Exercice proposé 1:
D'après le texte sur l'hôtel Siétho, en quelle année l'établissement a-t-il sombré ?
Exercice proposé 2:
Recopiez le texte sur l'hôtel Siétho, depuis « Cet ancien réceptif, selon » jusqu'à « sombrer en 1984. ».
Exercice proposé 3:
Poursuivez le texte sur l'hôtel Siétho à partir de l'endroit où il s'arrête.

Texte cité:
==========

Cet ancien réceptif, selon des témoignages, a même reçu des invités de marque du Président Félix Houphouët-Boigny, à l’occasion de la célébration de l’an 15 de l’accession à l’indépendance du pays (en 1975). L’établissement a fait ses beaux jours pendant longtemps, avant de sombrer en 1984.

Aujourd’hui, le complexe hôtelier n'existe que de nom. Cet ancien joyau architectural est entièrement abandonné dans des broussailles indescriptibles, au beau milieu de la ville, servant même de lieu de refuge pour toutes sortes de reptiles, aux morsures très mortelles. Pourtant, l’existant y est. Le bâtiment tient encore. La piscine est encore intacte. Le site couvre un grand espace encore exploitable pour d’autres activités connexes (Voir image). Une question de volonté politique ou un simple oubli ?

PLUSIEURS TENTATIVES POUR UNE REPRISE DES ACTIVITÉS

Des ébauches pour une reprise du complexe hôtelier avaient eu lieu. Sous la houlette de l’ex-ministre du Tourisme, Charles Aké Atchimon, en 2011, l’on évoquait déjà sa restructuration.

«Il s’agit de confier la gestion des établissements d’hébergement et de restauration à une structure privée pour un meilleur rendement de l’activité. A travers cette session, l’État entend renforcer la notoriété des établissements d’hébergement et de restauration grâce à la renommée de l’enseigne, améliorer le taux d’occupation de ces établissements, former et professionnaliser le personnel, assurer la maintenance de ces établissements et renforcer les capacités opérationnelles de ces établissements », assurait le ministre d’alors, prédécesseur de Siandou Fofana, l’actuel ministre du Tourisme et des loisirs. Parmi les complexes hôteliers à restructurer, faisait bel et bien partie l’hôtel Siétho. Mais, pour des raisons diverses, la reprise des activités du complexe hôtelier tant attendue, n’a pas pu avoir lieu à temps.

Emboitant le pas à son prédécesseur, le ministre Siandou Fofana a, lui aussi, fait la promesse de remettre l’établissement en état. En effet, invité en tant que parrain de la 8e édition du Festival du tourisme de Dimbokro (Festourdim) qui s’est tenue du 30 mai au 1er juin 2019, à Dimbokro, le ministre avait inscrit la réhabilitation de l’ex-complexe hôtelier dans ses priorités, dans le cadre de la mise en œuvre de la Stratégie «Sublime Côte d’Ivoire », au plan intérieur.

==========

Jeu de données:
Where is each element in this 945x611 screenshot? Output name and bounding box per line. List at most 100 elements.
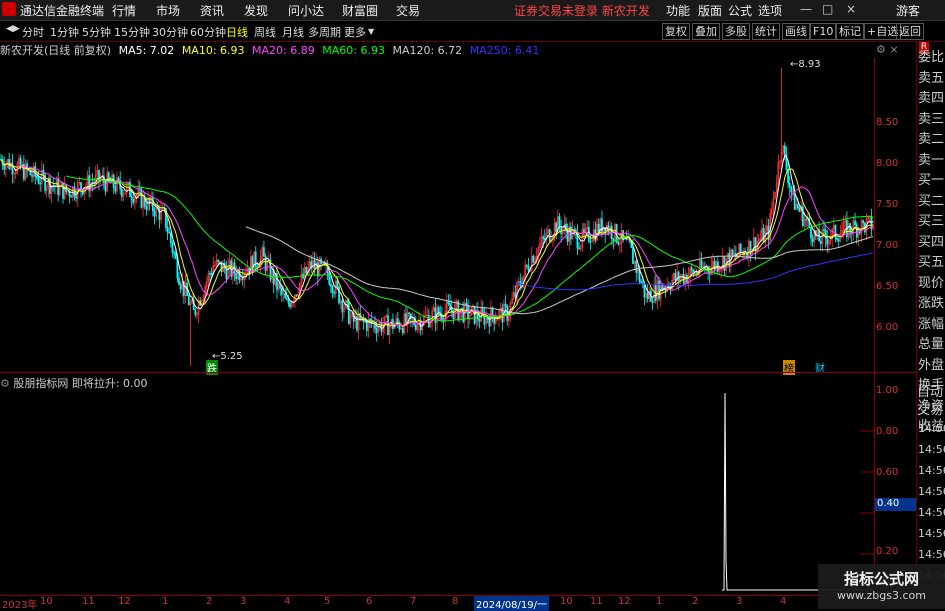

==========

Réponse écrite 1:
En 1984.

Réponse écrite 2:
Cet ancien réceptif, selon des témoignages, a même reçu des invités de marque du Président Félix Houphouët-Boigny, à l’occasion de la célébration de l’an 15 de l’accession à l’indépendance du pays (en 1975). L’établissement a fait ses beaux jours pendant longtemps, avant de sombrer en 1984.

Réponse écrite 3:
LE COMPLEXE RESTE L’OMBRE DE LUI-MÊME.

Bien que la rénovation du complexe ne dépendrait pas de la seule compétence directe du ministère du Tourisme et des loisirs, selon des sources proches de ce département ministériel, mais ce joyau architectural qui retrace l’histoire de toute une région et de toute la Nation ivoirienne ne saurait disparaitre pour un quelconque motif.

POURQUOI RÉHABILITER TOUS LES PATRIMOINES ET SITES HISTORIQUES DE dimbokro ?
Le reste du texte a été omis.